DATA RECORDS ▸

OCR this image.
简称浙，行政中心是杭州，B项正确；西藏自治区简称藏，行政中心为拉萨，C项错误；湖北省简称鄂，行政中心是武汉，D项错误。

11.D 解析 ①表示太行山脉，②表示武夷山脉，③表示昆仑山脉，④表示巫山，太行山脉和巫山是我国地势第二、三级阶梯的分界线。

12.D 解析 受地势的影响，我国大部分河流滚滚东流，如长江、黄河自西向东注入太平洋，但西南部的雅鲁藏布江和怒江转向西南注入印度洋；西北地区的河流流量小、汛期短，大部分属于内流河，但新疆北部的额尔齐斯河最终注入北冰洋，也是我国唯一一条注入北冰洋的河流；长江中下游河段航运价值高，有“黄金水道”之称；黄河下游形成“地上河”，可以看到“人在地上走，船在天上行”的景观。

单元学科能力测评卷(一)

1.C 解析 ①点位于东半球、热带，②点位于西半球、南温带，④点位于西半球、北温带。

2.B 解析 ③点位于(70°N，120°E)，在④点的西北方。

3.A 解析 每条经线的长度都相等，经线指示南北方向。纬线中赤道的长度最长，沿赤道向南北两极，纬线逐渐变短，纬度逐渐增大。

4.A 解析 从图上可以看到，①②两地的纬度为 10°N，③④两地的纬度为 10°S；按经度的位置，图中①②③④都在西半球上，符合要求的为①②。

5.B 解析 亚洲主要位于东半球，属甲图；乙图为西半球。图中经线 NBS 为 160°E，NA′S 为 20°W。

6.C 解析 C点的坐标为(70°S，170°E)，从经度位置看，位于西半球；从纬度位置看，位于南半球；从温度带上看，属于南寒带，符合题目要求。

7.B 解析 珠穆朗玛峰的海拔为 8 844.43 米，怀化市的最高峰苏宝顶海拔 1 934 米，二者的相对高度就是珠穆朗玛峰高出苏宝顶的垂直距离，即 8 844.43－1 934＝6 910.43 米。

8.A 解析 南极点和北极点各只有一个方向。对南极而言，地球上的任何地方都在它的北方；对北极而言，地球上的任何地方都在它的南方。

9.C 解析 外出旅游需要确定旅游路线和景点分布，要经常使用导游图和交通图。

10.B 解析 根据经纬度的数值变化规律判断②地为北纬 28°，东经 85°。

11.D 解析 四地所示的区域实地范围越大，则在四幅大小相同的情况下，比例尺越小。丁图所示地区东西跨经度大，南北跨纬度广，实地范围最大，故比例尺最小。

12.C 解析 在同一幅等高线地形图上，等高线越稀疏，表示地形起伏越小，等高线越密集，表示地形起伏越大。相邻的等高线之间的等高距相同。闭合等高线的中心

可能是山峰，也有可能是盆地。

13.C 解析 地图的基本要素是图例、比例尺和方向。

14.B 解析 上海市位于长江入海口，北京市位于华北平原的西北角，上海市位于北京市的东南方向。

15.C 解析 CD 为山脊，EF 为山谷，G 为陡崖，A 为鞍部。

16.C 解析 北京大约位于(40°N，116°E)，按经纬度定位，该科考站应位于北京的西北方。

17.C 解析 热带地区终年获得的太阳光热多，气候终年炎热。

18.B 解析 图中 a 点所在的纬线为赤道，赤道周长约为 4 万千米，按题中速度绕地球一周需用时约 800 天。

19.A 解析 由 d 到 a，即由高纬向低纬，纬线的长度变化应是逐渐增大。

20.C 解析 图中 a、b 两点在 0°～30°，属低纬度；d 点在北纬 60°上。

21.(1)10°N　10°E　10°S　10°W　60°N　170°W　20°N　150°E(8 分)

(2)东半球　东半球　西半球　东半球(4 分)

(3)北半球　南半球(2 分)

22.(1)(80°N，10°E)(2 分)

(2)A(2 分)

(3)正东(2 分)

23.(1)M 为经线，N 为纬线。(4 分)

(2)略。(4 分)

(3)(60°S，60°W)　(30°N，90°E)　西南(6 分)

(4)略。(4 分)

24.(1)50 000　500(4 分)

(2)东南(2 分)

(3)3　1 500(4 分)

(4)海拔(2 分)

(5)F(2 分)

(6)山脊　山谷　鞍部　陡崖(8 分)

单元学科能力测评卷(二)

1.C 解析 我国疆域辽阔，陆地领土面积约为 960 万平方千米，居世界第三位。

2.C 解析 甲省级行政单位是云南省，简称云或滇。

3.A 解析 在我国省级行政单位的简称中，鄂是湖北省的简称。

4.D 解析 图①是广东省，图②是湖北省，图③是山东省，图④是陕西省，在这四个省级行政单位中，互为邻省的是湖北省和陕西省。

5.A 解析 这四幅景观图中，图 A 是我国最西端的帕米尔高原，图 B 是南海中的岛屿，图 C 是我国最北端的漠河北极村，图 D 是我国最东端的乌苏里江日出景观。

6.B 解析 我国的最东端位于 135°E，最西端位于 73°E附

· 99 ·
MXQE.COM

TASK STATEMENT ▸ Your task is to retype all of the records exactly.

OUTPUT BELOW ▸
OCR this image.
简称浙，行政中心是杭州，B项正确；西藏自治区简称藏，行政中心为拉萨，C项错误；湖北省简称鄂，行政中心是武汉，D项错误。

11.D 解析 ①表示太行山脉，②表示武夷山脉，③表示昆仑山脉，④表示巫山，太行山脉和巫山是我国地势第二、三级阶梯的分界线。

12.D 解析 受地势的影响，我国大部分河流滚滚东流，如长江、黄河自西向东注入太平洋，但西南部的雅鲁藏布江和怒江转向西南注入印度洋；西北地区的河流流量小、汛期短，大部分属于内流河，但新疆北部的额尔齐斯河最终注入北冰洋，也是我国唯一一条注入北冰洋的河流；长江中下游河段航运价值高，有“黄金水道”之称；黄河下游形成“地上河”，可以看到“人在地上走，船在天上行”的景观。

单元学科能力测评卷(一)

1.C 解析 ①点位于东半球、热带，②点位于西半球、南温带，④点位于西半球、北温带。

2.B 解析 ③点位于(70°N，120°E)，在④点的西北方。

3.A 解析 每条经线的长度都相等，经线指示南北方向。纬线中赤道的长度最长，沿赤道向南北两极，纬线逐渐变短，纬度逐渐增大。

4.A 解析 从图上可以看到，①②两地的纬度为 10°N，③④两地的纬度为 10°S；按经度的位置，图中①②③④都在西半球上，符合要求的为①②。

5.B 解析 亚洲主要位于东半球，属甲图；乙图为西半球。图中经线 NBS 为 160°E，NA′S 为 20°W。

6.C 解析 C点的坐标为(70°S，170°E)，从经度位置看，位于西半球；从纬度位置看，位于南半球；从温度带上看，属于南寒带，符合题目要求。

7.B 解析 珠穆朗玛峰的海拔为 8 844.43 米，怀化市的最高峰苏宝顶海拔 1 934 米，二者的相对高度就是珠穆朗玛峰高出苏宝顶的垂直距离，即 8 844.43－1 934＝6 910.43 米。

8.A 解析 南极点和北极点各只有一个方向。对南极而言，地球上的任何地方都在它的北方；对北极而言，地球上的任何地方都在它的南方。

9.C 解析 外出旅游需要确定旅游路线和景点分布，要经常使用导游图和交通图。

10.B 解析 根据经纬度的数值变化规律判断②地为北纬 28°，东经 85°。

11.D 解析 四地所示的区域实地范围越大，则在四幅大小相同的情况下，比例尺越小。丁图所示地区东西跨经度大，南北跨纬度广，实地范围最大，故比例尺最小。

12.C 解析 在同一幅等高线地形图上，等高线越稀疏，表示地形起伏越小，等高线越密集，表示地形起伏越大。相邻的等高线之间的等高距相同。闭合等高线的中心

可能是山峰，也有可能是盆地。

13.C 解析 地图的基本要素是图例、比例尺和方向。

14.B 解析 上海市位于长江入海口，北京市位于华北平原的西北角，上海市位于北京市的东南方向。

15.C 解析 CD 为山脊，EF 为山谷，G 为陡崖，A 为鞍部。

16.C 解析 北京大约位于(40°N，116°E)，按经纬度定位，该科考站应位于北京的西北方。

17.C 解析 热带地区终年获得的太阳光热多，气候终年炎热。

18.B 解析 图中 a 点所在的纬线为赤道，赤道周长约为 4 万千米，按题中速度绕地球一周需用时约 800 天。

19.A 解析 由 d 到 a，即由高纬向低纬，纬线的长度变化应是逐渐增大。

20.C 解析 图中 a、b 两点在 0°～30°，属低纬度；d 点在北纬 60°上。

21.(1)10°N　10°E　10°S　10°W　60°N　170°W　20°N　150°E(8 分)

(2)东半球　东半球　西半球　东半球(4 分)

(3)北半球　南半球(2 分)

22.(1)(80°N，10°E)(2 分)

(2)A(2 分)

(3)正东(2 分)

23.(1)M 为经线，N 为纬线。(4 分)

(2)略。(4 分)

(3)(60°S，60°W)　(30°N，90°E)　西南(6 分)

(4)略。(4 分)

24.(1)50 000　500(4 分)

(2)东南(2 分)

(3)3　1 500(4 分)

(4)海拔(2 分)

(5)F(2 分)

(6)山脊　山谷　鞍部　陡崖(8 分)

单元学科能力测评卷(二)

1.C 解析 我国疆域辽阔，陆地领土面积约为 960 万平方千米，居世界第三位。

2.C 解析 甲省级行政单位是云南省，简称云或滇。

3.A 解析 在我国省级行政单位的简称中，鄂是湖北省的简称。

4.D 解析 图①是广东省，图②是湖北省，图③是山东省，图④是陕西省，在这四个省级行政单位中，互为邻省的是湖北省和陕西省。

5.A 解析 这四幅景观图中，图 A 是我国最西端的帕米尔高原，图 B 是南海中的岛屿，图 C 是我国最北端的漠河北极村，图 D 是我国最东端的乌苏里江日出景观。

6.B 解析 我国的最东端位于 135°E，最西端位于 73°E附

· 99 ·
MXQE.COM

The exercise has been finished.